WRITTEN PROBLEM:
Go through the listing below and gather every line with the word "screenshot".

Items from a figure collection:
┄┄┄┄┄┄
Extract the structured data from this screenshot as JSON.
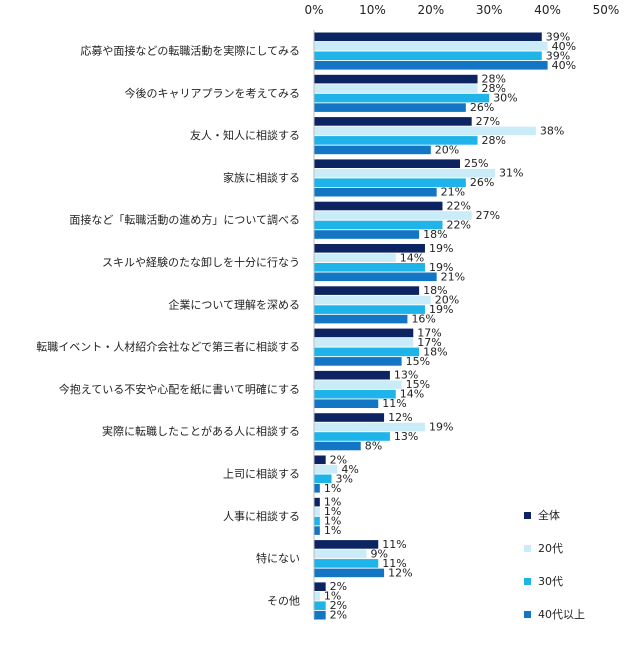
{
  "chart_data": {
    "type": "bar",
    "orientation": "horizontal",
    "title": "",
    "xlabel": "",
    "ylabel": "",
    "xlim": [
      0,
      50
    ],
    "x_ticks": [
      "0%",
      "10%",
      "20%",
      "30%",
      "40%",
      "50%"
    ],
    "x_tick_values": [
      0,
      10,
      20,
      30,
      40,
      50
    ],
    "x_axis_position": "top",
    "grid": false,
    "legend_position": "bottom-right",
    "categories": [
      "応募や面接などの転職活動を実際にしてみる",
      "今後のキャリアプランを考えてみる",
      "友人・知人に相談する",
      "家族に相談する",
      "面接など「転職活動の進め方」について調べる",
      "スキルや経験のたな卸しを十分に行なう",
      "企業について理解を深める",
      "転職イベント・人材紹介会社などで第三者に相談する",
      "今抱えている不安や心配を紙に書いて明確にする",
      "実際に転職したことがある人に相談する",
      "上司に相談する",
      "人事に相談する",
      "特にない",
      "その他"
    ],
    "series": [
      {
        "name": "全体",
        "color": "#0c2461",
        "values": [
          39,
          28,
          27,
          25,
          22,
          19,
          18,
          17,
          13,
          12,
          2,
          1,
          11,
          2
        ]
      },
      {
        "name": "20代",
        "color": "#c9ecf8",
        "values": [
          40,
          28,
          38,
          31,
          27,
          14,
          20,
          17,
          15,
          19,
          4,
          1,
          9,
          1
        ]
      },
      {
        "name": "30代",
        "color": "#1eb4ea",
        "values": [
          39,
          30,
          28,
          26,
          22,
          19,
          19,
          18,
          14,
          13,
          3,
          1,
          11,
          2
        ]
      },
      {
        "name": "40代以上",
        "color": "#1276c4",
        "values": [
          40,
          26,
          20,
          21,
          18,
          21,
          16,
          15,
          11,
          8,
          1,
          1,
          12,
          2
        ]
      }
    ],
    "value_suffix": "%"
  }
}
┄┄┄┄┄┄
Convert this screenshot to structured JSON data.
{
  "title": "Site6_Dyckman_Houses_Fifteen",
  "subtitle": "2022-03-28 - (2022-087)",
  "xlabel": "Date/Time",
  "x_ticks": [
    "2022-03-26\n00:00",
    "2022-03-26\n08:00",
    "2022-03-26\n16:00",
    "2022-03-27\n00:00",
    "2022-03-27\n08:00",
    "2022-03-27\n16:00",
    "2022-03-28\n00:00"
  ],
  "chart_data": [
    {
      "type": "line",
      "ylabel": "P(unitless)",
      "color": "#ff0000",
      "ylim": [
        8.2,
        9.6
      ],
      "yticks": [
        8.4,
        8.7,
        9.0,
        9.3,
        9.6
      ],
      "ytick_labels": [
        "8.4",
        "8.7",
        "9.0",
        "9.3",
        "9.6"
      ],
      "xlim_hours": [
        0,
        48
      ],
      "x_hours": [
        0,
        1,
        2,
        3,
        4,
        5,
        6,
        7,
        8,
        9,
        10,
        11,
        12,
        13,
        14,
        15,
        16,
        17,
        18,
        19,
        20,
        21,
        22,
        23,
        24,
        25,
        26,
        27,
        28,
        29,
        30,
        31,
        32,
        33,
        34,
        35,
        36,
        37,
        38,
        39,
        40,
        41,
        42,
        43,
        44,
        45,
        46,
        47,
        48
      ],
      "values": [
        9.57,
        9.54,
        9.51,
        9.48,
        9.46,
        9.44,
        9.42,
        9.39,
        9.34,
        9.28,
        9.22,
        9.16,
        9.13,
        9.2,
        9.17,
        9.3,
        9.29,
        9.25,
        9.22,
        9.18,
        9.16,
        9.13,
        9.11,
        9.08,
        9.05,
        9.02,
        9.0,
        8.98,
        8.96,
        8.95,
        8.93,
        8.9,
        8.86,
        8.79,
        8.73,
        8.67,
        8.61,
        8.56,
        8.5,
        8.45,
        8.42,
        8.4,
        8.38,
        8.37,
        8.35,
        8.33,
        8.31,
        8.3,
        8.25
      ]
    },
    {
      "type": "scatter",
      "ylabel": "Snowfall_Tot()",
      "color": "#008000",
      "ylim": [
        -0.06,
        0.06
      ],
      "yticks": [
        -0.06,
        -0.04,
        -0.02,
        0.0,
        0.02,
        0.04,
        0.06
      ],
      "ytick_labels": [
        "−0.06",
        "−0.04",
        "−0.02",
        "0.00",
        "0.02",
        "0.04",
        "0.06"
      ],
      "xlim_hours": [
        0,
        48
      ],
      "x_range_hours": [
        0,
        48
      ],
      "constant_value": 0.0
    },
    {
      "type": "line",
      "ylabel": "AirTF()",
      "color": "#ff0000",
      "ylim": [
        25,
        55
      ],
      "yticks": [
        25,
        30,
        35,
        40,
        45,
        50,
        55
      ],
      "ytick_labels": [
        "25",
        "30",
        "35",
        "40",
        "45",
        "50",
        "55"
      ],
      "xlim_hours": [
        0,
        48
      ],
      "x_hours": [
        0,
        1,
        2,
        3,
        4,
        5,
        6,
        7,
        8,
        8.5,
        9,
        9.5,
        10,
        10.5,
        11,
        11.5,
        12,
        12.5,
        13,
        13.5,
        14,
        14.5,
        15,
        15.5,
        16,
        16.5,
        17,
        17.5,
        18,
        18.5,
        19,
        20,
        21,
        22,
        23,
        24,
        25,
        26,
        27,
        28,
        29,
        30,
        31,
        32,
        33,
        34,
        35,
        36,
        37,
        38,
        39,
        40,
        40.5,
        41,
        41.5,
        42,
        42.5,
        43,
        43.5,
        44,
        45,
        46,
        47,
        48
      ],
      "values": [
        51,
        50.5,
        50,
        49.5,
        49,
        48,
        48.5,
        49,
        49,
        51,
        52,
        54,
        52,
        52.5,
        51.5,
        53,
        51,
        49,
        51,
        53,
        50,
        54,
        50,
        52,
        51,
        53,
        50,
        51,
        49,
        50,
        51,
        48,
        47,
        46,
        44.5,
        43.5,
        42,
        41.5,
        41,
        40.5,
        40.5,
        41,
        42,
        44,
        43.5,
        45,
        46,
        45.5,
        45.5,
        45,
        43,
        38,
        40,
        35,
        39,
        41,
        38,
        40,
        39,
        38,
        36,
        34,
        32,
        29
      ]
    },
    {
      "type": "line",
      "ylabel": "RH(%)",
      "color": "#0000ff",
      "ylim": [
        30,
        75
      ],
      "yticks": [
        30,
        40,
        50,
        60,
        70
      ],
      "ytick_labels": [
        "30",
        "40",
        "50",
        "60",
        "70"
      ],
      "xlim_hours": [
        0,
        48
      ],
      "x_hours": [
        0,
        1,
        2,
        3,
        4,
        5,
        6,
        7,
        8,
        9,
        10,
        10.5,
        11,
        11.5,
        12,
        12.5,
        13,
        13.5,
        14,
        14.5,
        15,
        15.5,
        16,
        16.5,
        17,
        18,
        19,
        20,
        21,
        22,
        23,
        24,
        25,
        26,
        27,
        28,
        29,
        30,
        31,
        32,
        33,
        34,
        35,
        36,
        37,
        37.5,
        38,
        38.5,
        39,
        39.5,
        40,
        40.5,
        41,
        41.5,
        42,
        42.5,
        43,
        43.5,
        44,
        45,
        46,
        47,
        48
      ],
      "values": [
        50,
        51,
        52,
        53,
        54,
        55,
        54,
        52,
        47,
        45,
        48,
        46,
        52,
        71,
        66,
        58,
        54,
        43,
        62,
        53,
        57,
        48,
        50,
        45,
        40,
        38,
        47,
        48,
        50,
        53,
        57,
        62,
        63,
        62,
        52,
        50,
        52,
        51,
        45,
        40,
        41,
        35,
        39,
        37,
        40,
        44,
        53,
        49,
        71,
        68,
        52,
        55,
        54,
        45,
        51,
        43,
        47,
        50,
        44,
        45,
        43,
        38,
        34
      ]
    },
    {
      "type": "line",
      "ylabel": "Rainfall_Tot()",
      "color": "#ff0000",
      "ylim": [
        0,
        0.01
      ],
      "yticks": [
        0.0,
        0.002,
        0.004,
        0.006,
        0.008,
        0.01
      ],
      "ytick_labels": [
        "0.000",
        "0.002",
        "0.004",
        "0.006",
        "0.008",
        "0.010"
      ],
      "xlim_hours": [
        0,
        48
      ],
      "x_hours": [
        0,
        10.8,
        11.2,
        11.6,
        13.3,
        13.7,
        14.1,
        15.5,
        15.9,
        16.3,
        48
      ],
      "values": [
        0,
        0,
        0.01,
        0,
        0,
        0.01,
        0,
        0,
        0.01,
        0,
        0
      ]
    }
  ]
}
┄┄┄┄┄┄
WRITTEN SOLUTION:
Extract the structured data from this screenshot as JSON.
Convert this screenshot to structured JSON data.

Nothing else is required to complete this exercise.